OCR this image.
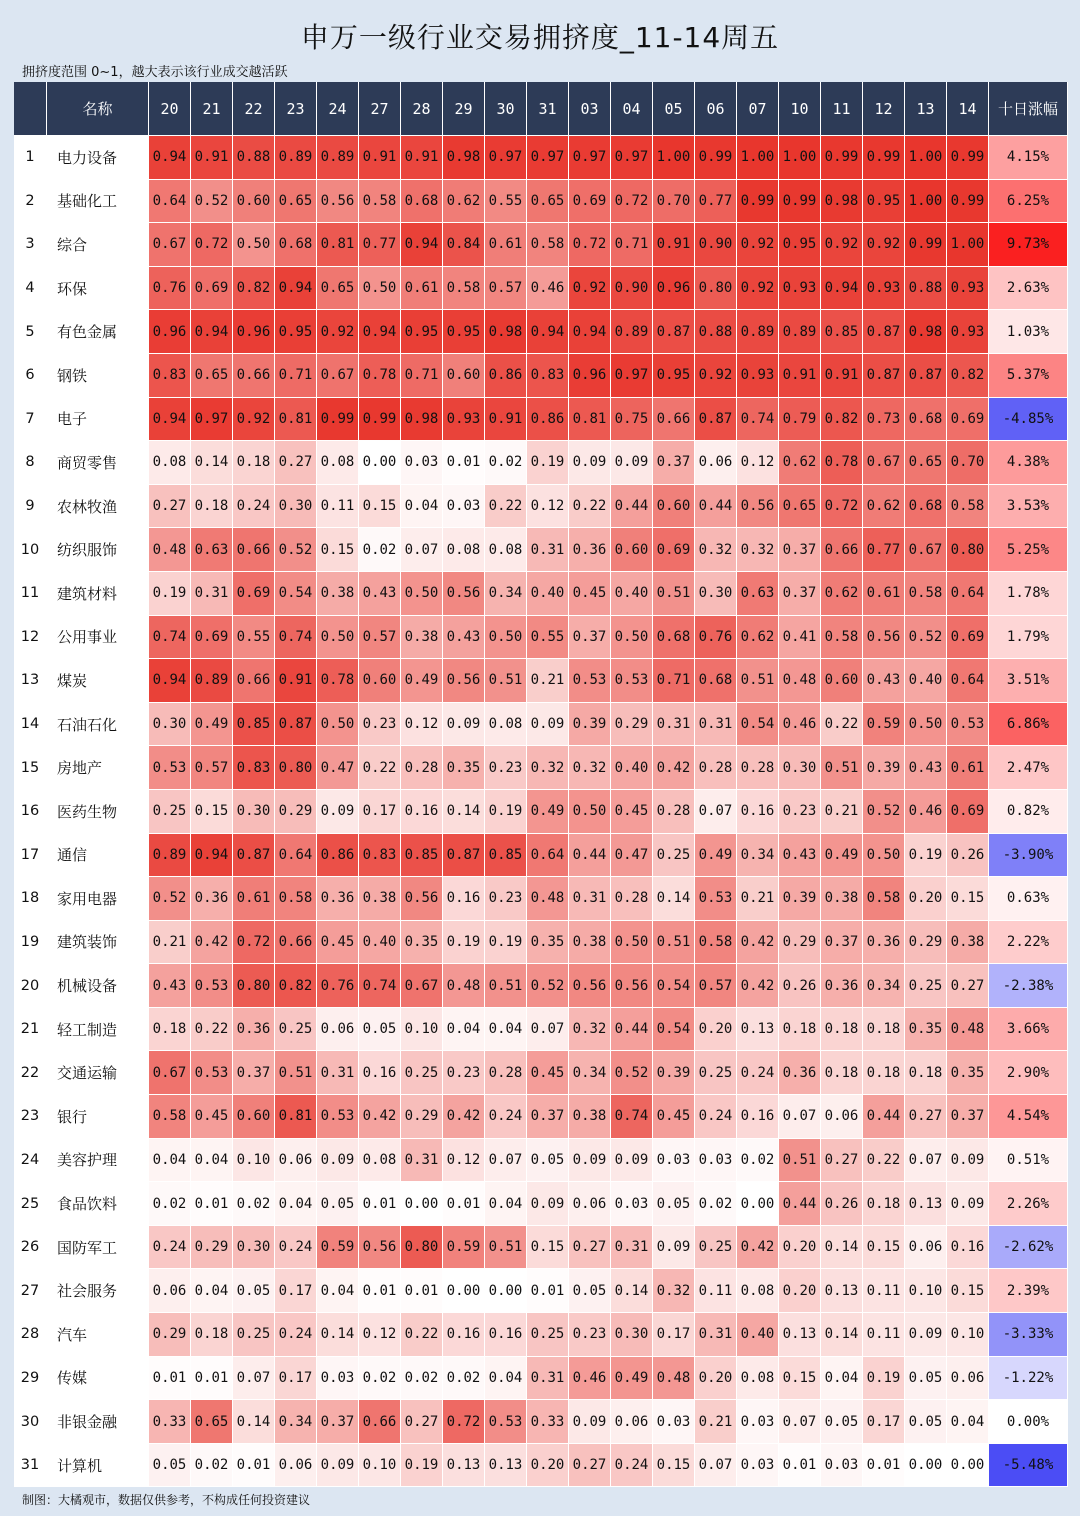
申万一级行业交易拥挤度_11-14周五
拥挤度范围 0~1，越大表示该行业成交越活跃
名称	20	21	22	23	24	27	28	29	30	31	03	04	05	06	07	10	11	12	13	14	十日涨幅
1	电力设备	0.94 0.91 0.88 0.89 0.89 0.91 0.91 0.98 0.97 0.97 0.97 0.97 1.00 0.99 1.00 1.00 0.99 0.99 1.00 0.99	4.15%
2	基础化工	0.64 0.52 0.60 0.65 0.56 0.58 0.68 0.62 0.55 0.65 0.69 0.72 0.70 0.77 0.99 0.99 0.98 0.95 1.00 0.99	6.25%
3	综合	0.67 0.72 0.50 0.68 0.81 0.77 0.94 0.84 0.61 0.58 0.72 0.71 0.91 0.90 0.92 0.95 0.92 0.92 0.99 1.00	9.73%
4	环保	0.76 0.69 0.82 0.94 0.65 0.50 0.61 0.58 0.57 0.46 0.92 0.90 0.96 0.80 0.92 0.93 0.94 0.93 0.88 0.93	2.63%
5	有色金属	0.96 0.94 0.96 0.95 0.92 0.94 0.95 0.95 0.98 0.94 0.94 0.89 0.87 0.88 0.89 0.89 0.85 0.87 0.98 0.93	1.03%
6	钢铁	0.83 0.65 0.66 0.71 0.67 0.78 0.71 0.60 0.86 0.83 0.96 0.97 0.95 0.92 0.93 0.91 0.91 0.87 0.87 0.82	5.37%
7	电子	0.94 0.97 0.92 0.81 0.99 0.99 0.98 0.93 0.91 0.86 0.81 0.75 0.66 0.87 0.74 0.79 0.82 0.73 0.68 0.69	-4.85%
8	商贸零售	0.08 0.14 0.18 0.27 0.08 0.00 0.03 0.01 0.02 0.19 0.09 0.09 0.37 0.06 0.12 0.62 0.78 0.67 0.65 0.70	4.38%
9	农林牧渔	0.27 0.18 0.24 0.30 0.11 0.15 0.04 0.03 0.22 0.12 0.22 0.44 0.60 0.44 0.56 0.65 0.72 0.62 0.68 0.58	3.53%
10	纺织服饰	0.48 0.63 0.66 0.52 0.15 0.02 0.07 0.08 0.08 0.31 0.36 0.60 0.69 0.32 0.32 0.37 0.66 0.77 0.67 0.80	5.25%
11	建筑材料	0.19 0.31 0.69 0.54 0.38 0.43 0.50 0.56 0.34 0.40 0.45 0.40 0.51 0.30 0.63 0.37 0.62 0.61 0.58 0.64	1.78%
12	公用事业	0.74 0.69 0.55 0.74 0.50 0.57 0.38 0.43 0.50 0.55 0.37 0.50 0.68 0.76 0.62 0.41 0.58 0.56 0.52 0.69	1.79%
13	煤炭	0.94 0.89 0.66 0.91 0.78 0.60 0.49 0.56 0.51 0.21 0.53 0.53 0.71 0.68 0.51 0.48 0.60 0.43 0.40 0.64	3.51%
14	石油石化	0.30 0.49 0.85 0.87 0.50 0.23 0.12 0.09 0.08 0.09 0.39 0.29 0.31 0.31 0.54 0.46 0.22 0.59 0.50 0.53	6.86%
15	房地产	0.53 0.57 0.83 0.80 0.47 0.22 0.28 0.35 0.23 0.32 0.32 0.40 0.42 0.28 0.28 0.30 0.51 0.39 0.43 0.61	2.47%
16	医药生物	0.25 0.15 0.30 0.29 0.09 0.17 0.16 0.14 0.19 0.49 0.50 0.45 0.28 0.07 0.16 0.23 0.21 0.52 0.46 0.69	0.82%
17	通信	0.89 0.94 0.87 0.64 0.86 0.83 0.85 0.87 0.85 0.64 0.44 0.47 0.25 0.49 0.34 0.43 0.49 0.50 0.19 0.26	-3.90%
18	家用电器	0.52 0.36 0.61 0.58 0.36 0.38 0.56 0.16 0.23 0.48 0.31 0.28 0.14 0.53 0.21 0.39 0.38 0.58 0.20 0.15	0.63%
19	建筑装饰	0.21 0.42 0.72 0.66 0.45 0.40 0.35 0.19 0.19 0.35 0.38 0.50 0.51 0.58 0.42 0.29 0.37 0.36 0.29 0.38	2.22%
20	机械设备	0.43 0.53 0.80 0.82 0.76 0.74 0.67 0.48 0.51 0.52 0.56 0.56 0.54 0.57 0.42 0.26 0.36 0.34 0.25 0.27	-2.38%
21	轻工制造	0.18 0.22 0.36 0.25 0.06 0.05 0.10 0.04 0.04 0.07 0.32 0.44 0.54 0.20 0.13 0.18 0.18 0.18 0.35 0.48	3.66%
22	交通运输	0.67 0.53 0.37 0.51 0.31 0.16 0.25 0.23 0.28 0.45 0.34 0.52 0.39 0.25 0.24 0.36 0.18 0.18 0.18 0.35	2.90%
23	银行	0.58 0.45 0.60 0.81 0.53 0.42 0.29 0.42 0.24 0.37 0.38 0.74 0.45 0.24 0.16 0.07 0.06 0.44 0.27 0.37	4.54%
24	美容护理	0.04 0.04 0.10 0.06 0.09 0.08 0.31 0.12 0.07 0.05 0.09 0.09 0.03 0.03 0.02 0.51 0.27 0.22 0.07 0.09	0.51%
25	食品饮料	0.02 0.01 0.02 0.04 0.05 0.01 0.00 0.01 0.04 0.09 0.06 0.03 0.05 0.02 0.00 0.44 0.26 0.18 0.13 0.09	2.26%
26	国防军工	0.24 0.29 0.30 0.24 0.59 0.56 0.80 0.59 0.51 0.15 0.27 0.31 0.09 0.25 0.42 0.20 0.14 0.15 0.06 0.16	-2.62%
27	社会服务	0.06 0.04 0.05 0.17 0.04 0.01 0.01 0.00 0.00 0.01 0.05 0.14 0.32 0.11 0.08 0.20 0.13 0.11 0.10 0.15	2.39%
28	汽车	0.29 0.18 0.25 0.24 0.14 0.12 0.22 0.16 0.16 0.25 0.23 0.30 0.17 0.31 0.40 0.13 0.14 0.11 0.09 0.10	-3.33%
29	传媒	0.01 0.01 0.07 0.17 0.03 0.02 0.02 0.02 0.04 0.31 0.46 0.49 0.48 0.20 0.08 0.15 0.04 0.19 0.05 0.06	-1.22%
30	非银金融	0.33 0.65 0.14 0.34 0.37 0.66 0.27 0.72 0.53 0.33 0.09 0.06 0.03 0.21 0.03 0.07 0.05 0.17 0.05 0.04	0.00%
31	计算机	0.05 0.02 0.01 0.06 0.09 0.10 0.19 0.13 0.13 0.20 0.27 0.24 0.15 0.07 0.03 0.01 0.03 0.01 0.00 0.00	-5.48%
制图：大橘观市，数据仅供参考，不构成任何投资建议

^^^^^^^^^^^^^^^^

TASK INSTRUCTIONS. Pictures in the records above should not be copied. Repeat everything else exactly.

TASK SOLUTION.
OCR this image.
申万一级行业交易拥挤度_11-14周五
拥挤度范围 0~1，越大表示该行业成交越活跃
名称	20	21	22	23	24	27	28	29	30	31	03	04	05	06	07	10	11	12	13	14	十日涨幅
1	电力设备	0.94 0.91 0.88 0.89 0.89 0.91 0.91 0.98 0.97 0.97 0.97 0.97 1.00 0.99 1.00 1.00 0.99 0.99 1.00 0.99	4.15%
2	基础化工	0.64 0.52 0.60 0.65 0.56 0.58 0.68 0.62 0.55 0.65 0.69 0.72 0.70 0.77 0.99 0.99 0.98 0.95 1.00 0.99	6.25%
3	综合	0.67 0.72 0.50 0.68 0.81 0.77 0.94 0.84 0.61 0.58 0.72 0.71 0.91 0.90 0.92 0.95 0.92 0.92 0.99 1.00	9.73%
4	环保	0.76 0.69 0.82 0.94 0.65 0.50 0.61 0.58 0.57 0.46 0.92 0.90 0.96 0.80 0.92 0.93 0.94 0.93 0.88 0.93	2.63%
5	有色金属	0.96 0.94 0.96 0.95 0.92 0.94 0.95 0.95 0.98 0.94 0.94 0.89 0.87 0.88 0.89 0.89 0.85 0.87 0.98 0.93	1.03%
6	钢铁	0.83 0.65 0.66 0.71 0.67 0.78 0.71 0.60 0.86 0.83 0.96 0.97 0.95 0.92 0.93 0.91 0.91 0.87 0.87 0.82	5.37%
7	电子	0.94 0.97 0.92 0.81 0.99 0.99 0.98 0.93 0.91 0.86 0.81 0.75 0.66 0.87 0.74 0.79 0.82 0.73 0.68 0.69	-4.85%
8	商贸零售	0.08 0.14 0.18 0.27 0.08 0.00 0.03 0.01 0.02 0.19 0.09 0.09 0.37 0.06 0.12 0.62 0.78 0.67 0.65 0.70	4.38%
9	农林牧渔	0.27 0.18 0.24 0.30 0.11 0.15 0.04 0.03 0.22 0.12 0.22 0.44 0.60 0.44 0.56 0.65 0.72 0.62 0.68 0.58	3.53%
10	纺织服饰	0.48 0.63 0.66 0.52 0.15 0.02 0.07 0.08 0.08 0.31 0.36 0.60 0.69 0.32 0.32 0.37 0.66 0.77 0.67 0.80	5.25%
11	建筑材料	0.19 0.31 0.69 0.54 0.38 0.43 0.50 0.56 0.34 0.40 0.45 0.40 0.51 0.30 0.63 0.37 0.62 0.61 0.58 0.64	1.78%
12	公用事业	0.74 0.69 0.55 0.74 0.50 0.57 0.38 0.43 0.50 0.55 0.37 0.50 0.68 0.76 0.62 0.41 0.58 0.56 0.52 0.69	1.79%
13	煤炭	0.94 0.89 0.66 0.91 0.78 0.60 0.49 0.56 0.51 0.21 0.53 0.53 0.71 0.68 0.51 0.48 0.60 0.43 0.40 0.64	3.51%
14	石油石化	0.30 0.49 0.85 0.87 0.50 0.23 0.12 0.09 0.08 0.09 0.39 0.29 0.31 0.31 0.54 0.46 0.22 0.59 0.50 0.53	6.86%
15	房地产	0.53 0.57 0.83 0.80 0.47 0.22 0.28 0.35 0.23 0.32 0.32 0.40 0.42 0.28 0.28 0.30 0.51 0.39 0.43 0.61	2.47%
16	医药生物	0.25 0.15 0.30 0.29 0.09 0.17 0.16 0.14 0.19 0.49 0.50 0.45 0.28 0.07 0.16 0.23 0.21 0.52 0.46 0.69	0.82%
17	通信	0.89 0.94 0.87 0.64 0.86 0.83 0.85 0.87 0.85 0.64 0.44 0.47 0.25 0.49 0.34 0.43 0.49 0.50 0.19 0.26	-3.90%
18	家用电器	0.52 0.36 0.61 0.58 0.36 0.38 0.56 0.16 0.23 0.48 0.31 0.28 0.14 0.53 0.21 0.39 0.38 0.58 0.20 0.15	0.63%
19	建筑装饰	0.21 0.42 0.72 0.66 0.45 0.40 0.35 0.19 0.19 0.35 0.38 0.50 0.51 0.58 0.42 0.29 0.37 0.36 0.29 0.38	2.22%
20	机械设备	0.43 0.53 0.80 0.82 0.76 0.74 0.67 0.48 0.51 0.52 0.56 0.56 0.54 0.57 0.42 0.26 0.36 0.34 0.25 0.27	-2.38%
21	轻工制造	0.18 0.22 0.36 0.25 0.06 0.05 0.10 0.04 0.04 0.07 0.32 0.44 0.54 0.20 0.13 0.18 0.18 0.18 0.35 0.48	3.66%
22	交通运输	0.67 0.53 0.37 0.51 0.31 0.16 0.25 0.23 0.28 0.45 0.34 0.52 0.39 0.25 0.24 0.36 0.18 0.18 0.18 0.35	2.90%
23	银行	0.58 0.45 0.60 0.81 0.53 0.42 0.29 0.42 0.24 0.37 0.38 0.74 0.45 0.24 0.16 0.07 0.06 0.44 0.27 0.37	4.54%
24	美容护理	0.04 0.04 0.10 0.06 0.09 0.08 0.31 0.12 0.07 0.05 0.09 0.09 0.03 0.03 0.02 0.51 0.27 0.22 0.07 0.09	0.51%
25	食品饮料	0.02 0.01 0.02 0.04 0.05 0.01 0.00 0.01 0.04 0.09 0.06 0.03 0.05 0.02 0.00 0.44 0.26 0.18 0.13 0.09	2.26%
26	国防军工	0.24 0.29 0.30 0.24 0.59 0.56 0.80 0.59 0.51 0.15 0.27 0.31 0.09 0.25 0.42 0.20 0.14 0.15 0.06 0.16	-2.62%
27	社会服务	0.06 0.04 0.05 0.17 0.04 0.01 0.01 0.00 0.00 0.01 0.05 0.14 0.32 0.11 0.08 0.20 0.13 0.11 0.10 0.15	2.39%
28	汽车	0.29 0.18 0.25 0.24 0.14 0.12 0.22 0.16 0.16 0.25 0.23 0.30 0.17 0.31 0.40 0.13 0.14 0.11 0.09 0.10	-3.33%
29	传媒	0.01 0.01 0.07 0.17 0.03 0.02 0.02 0.02 0.04 0.31 0.46 0.49 0.48 0.20 0.08 0.15 0.04 0.19 0.05 0.06	-1.22%
30	非银金融	0.33 0.65 0.14 0.34 0.37 0.66 0.27 0.72 0.53 0.33 0.09 0.06 0.03 0.21 0.03 0.07 0.05 0.17 0.05 0.04	0.00%
31	计算机	0.05 0.02 0.01 0.06 0.09 0.10 0.19 0.13 0.13 0.20 0.27 0.24 0.15 0.07 0.03 0.01 0.03 0.01 0.00 0.00	-5.48%
制图：大橘观市，数据仅供参考，不构成任何投资建议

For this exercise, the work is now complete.